### Your task
From the review of Watson's memoir below, pull out the passage starting at "Girls Genes and" and ending at "that got away.", copying it word for word.

### Document section
▽
Once upon a time, an irreverend 24-year-old American biology postdoc and a mildly eccentric British physicist worked together at the Cavendish laboratory at Cambridge. They tinkered with models to find a structure that fitted the X-ray diffraction patterns that others had measured of DNA, and they discovered the double helix. They became very famous and lived happily ever after. This is the story James Watson has told the world in his famous memoir "
Double Helix", first published in 1968 and translated into numerous languages. Although one may argue about the way he treated some of the people involved, including the late Rosalind Franklin, it has deservedly become a classic of science writing.
Girls Genes and Gamow is a sequel, promising us some details of the "happily ever after", aiming to back up Watson's claim that, thanks to the double helix, he has led an extremely interesting life in science. The only trouble is: the data he presents here don't support this claim. What he did next was to spend a year at Caltech, making theories about how DNA sequences lead to proteins, none of which worked out (while Crick proposed the adaptor hypothesis, which did: adaptors are now known as tRNA). Genes? What genes? Not much more luck at the girls front. Given that he characterizes the women in his life mainly by their hair colour, and expresses surprise that Christa Mayr, daughter of the acclaimed biologist Ernst Mayr, could keep up her end in serious conversation, readers may feel like congratulating those that got away.
△
### Material shown
▽
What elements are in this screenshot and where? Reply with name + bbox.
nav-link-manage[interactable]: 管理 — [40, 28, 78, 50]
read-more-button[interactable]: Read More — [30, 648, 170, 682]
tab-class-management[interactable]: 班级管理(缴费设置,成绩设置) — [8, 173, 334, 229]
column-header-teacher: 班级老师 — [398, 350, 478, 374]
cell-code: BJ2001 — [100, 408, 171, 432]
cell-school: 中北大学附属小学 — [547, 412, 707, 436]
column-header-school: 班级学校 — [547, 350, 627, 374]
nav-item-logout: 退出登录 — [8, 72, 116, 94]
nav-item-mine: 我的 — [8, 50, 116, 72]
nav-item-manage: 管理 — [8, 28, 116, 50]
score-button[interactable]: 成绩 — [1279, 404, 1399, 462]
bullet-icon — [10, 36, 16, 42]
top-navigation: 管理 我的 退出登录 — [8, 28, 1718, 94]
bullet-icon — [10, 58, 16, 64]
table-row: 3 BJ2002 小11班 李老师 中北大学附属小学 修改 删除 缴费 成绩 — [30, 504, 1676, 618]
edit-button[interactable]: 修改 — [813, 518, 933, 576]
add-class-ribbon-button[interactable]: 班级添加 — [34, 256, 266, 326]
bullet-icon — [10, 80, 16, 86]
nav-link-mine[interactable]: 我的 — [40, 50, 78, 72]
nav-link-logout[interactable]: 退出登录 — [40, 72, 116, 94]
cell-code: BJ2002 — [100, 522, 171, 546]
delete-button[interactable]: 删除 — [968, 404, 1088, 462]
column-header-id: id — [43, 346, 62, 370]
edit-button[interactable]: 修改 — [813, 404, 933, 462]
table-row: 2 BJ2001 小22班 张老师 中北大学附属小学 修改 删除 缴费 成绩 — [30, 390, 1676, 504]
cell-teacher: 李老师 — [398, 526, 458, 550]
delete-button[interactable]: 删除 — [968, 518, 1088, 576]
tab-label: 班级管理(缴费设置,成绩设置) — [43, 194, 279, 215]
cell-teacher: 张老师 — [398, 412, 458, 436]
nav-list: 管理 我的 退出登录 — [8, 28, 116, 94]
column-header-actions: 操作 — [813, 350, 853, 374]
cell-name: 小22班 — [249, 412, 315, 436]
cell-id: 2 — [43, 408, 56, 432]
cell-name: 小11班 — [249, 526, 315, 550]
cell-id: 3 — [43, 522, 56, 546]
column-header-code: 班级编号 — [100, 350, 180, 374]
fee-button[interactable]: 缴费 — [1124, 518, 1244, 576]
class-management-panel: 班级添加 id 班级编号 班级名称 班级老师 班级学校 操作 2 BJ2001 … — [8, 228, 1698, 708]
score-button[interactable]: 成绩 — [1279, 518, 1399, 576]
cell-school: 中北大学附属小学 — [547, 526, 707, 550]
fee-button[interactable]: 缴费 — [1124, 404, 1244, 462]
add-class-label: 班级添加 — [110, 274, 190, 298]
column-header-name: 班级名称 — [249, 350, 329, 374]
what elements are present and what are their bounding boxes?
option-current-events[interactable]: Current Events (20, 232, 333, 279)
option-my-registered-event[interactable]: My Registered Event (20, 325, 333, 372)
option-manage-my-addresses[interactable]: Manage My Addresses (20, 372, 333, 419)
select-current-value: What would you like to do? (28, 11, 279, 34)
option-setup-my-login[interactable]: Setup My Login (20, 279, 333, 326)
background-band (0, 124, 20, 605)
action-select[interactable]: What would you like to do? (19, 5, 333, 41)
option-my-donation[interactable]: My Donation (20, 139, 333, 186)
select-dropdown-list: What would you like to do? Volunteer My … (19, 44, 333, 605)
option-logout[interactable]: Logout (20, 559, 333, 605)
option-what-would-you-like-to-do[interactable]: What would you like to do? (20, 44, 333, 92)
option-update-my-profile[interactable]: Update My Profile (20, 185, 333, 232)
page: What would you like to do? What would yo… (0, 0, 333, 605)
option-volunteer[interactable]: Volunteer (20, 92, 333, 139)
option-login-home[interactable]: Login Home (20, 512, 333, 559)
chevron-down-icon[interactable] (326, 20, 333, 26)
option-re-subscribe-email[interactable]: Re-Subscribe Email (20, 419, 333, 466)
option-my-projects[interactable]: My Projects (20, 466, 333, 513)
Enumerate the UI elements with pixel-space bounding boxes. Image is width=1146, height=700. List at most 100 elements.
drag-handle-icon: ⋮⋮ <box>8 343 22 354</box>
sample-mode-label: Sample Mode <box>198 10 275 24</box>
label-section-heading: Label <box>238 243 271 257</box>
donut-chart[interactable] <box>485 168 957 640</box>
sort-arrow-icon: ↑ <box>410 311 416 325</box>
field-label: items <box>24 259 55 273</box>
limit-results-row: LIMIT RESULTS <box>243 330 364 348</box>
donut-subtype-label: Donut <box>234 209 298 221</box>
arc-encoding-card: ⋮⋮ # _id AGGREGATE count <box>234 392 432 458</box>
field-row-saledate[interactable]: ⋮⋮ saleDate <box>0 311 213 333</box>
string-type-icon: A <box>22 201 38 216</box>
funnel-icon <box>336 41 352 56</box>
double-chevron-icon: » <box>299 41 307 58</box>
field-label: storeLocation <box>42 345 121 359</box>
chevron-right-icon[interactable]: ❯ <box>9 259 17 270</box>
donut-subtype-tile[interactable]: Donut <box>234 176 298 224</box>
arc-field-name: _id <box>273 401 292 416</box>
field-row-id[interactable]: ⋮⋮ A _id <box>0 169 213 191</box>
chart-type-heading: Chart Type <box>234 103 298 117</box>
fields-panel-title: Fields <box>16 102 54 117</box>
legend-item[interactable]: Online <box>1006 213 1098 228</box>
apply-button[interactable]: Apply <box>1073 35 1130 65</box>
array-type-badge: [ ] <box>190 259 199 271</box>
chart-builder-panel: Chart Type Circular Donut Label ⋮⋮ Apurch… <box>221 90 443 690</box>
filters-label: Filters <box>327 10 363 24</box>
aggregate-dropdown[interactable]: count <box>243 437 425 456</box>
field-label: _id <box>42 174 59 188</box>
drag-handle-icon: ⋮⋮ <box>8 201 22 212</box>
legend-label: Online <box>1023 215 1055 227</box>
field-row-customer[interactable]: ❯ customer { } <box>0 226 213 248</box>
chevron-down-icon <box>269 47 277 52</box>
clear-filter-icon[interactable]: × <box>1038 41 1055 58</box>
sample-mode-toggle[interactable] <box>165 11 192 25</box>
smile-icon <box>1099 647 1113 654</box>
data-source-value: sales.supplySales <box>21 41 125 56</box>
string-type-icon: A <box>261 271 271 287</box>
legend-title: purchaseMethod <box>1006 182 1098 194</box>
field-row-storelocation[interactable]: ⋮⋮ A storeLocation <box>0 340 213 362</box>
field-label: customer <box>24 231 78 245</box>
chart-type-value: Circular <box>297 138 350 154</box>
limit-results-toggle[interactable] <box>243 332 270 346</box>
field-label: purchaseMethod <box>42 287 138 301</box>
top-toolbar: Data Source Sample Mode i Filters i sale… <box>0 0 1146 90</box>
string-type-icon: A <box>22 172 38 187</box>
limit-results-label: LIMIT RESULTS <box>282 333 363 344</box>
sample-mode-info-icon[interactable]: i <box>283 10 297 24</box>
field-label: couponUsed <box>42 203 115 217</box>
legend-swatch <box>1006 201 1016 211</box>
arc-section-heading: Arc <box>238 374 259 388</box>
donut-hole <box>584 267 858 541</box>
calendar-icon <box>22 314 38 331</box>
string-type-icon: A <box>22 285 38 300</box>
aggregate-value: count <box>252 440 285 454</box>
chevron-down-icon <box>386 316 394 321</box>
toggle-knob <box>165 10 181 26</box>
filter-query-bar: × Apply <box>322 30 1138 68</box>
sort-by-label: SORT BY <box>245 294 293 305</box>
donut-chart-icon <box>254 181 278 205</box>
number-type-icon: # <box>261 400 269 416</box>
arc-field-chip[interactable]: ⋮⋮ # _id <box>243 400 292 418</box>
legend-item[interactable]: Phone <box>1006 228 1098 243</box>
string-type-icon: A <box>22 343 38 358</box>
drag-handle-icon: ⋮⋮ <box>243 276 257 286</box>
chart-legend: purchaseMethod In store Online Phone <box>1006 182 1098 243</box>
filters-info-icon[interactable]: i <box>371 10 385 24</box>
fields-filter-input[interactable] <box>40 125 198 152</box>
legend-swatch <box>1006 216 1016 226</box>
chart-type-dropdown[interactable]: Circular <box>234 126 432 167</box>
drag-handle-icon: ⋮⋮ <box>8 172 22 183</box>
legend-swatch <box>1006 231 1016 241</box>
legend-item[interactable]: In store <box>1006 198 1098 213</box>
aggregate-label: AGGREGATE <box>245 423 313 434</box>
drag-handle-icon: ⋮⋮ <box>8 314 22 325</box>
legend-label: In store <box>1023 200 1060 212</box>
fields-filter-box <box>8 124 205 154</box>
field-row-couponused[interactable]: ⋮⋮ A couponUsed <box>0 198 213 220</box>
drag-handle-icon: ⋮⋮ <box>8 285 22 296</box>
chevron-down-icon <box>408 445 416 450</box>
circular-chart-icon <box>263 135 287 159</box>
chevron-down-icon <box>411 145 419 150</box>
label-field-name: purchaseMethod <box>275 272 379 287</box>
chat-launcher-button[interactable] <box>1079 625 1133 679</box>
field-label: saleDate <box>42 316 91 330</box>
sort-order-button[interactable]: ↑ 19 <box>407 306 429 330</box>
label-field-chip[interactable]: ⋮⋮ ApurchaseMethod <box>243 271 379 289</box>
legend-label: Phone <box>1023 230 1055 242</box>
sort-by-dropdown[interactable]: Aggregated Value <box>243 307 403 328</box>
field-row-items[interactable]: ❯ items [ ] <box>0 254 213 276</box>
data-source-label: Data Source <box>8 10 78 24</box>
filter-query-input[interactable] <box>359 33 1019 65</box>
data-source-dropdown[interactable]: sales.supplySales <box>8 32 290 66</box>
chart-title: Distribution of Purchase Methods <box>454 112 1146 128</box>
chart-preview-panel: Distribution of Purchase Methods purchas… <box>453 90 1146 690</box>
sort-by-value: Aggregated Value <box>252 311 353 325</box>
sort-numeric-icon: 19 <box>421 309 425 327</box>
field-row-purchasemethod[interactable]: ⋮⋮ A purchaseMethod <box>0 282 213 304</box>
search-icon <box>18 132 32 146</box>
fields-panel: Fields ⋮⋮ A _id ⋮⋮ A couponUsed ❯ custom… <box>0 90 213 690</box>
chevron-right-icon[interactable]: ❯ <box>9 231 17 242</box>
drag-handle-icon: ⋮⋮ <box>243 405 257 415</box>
△
### Answer space
Girls Genes and Gamow is a sequel, promising us some details of the "happily ever after", aiming to back up Watson's claim that, thanks to the double helix, he has led an extremely interesting life in science. The only trouble is: the data he presents here don't support this claim. What he did next was to spend a year at Caltech, making theories about how DNA sequences lead to proteins, none of which worked out (while Crick proposed the adaptor hypothesis, which did: adaptors are now known as tRNA). Genes? What genes? Not much more luck at the girls front. Given that he characterizes the women in his life mainly by their hair colour, and expresses surprise that Christa Mayr, daughter of the acclaimed biologist Ernst Mayr, could keep up her end in serious conversation, readers may feel like congratulating those that got away.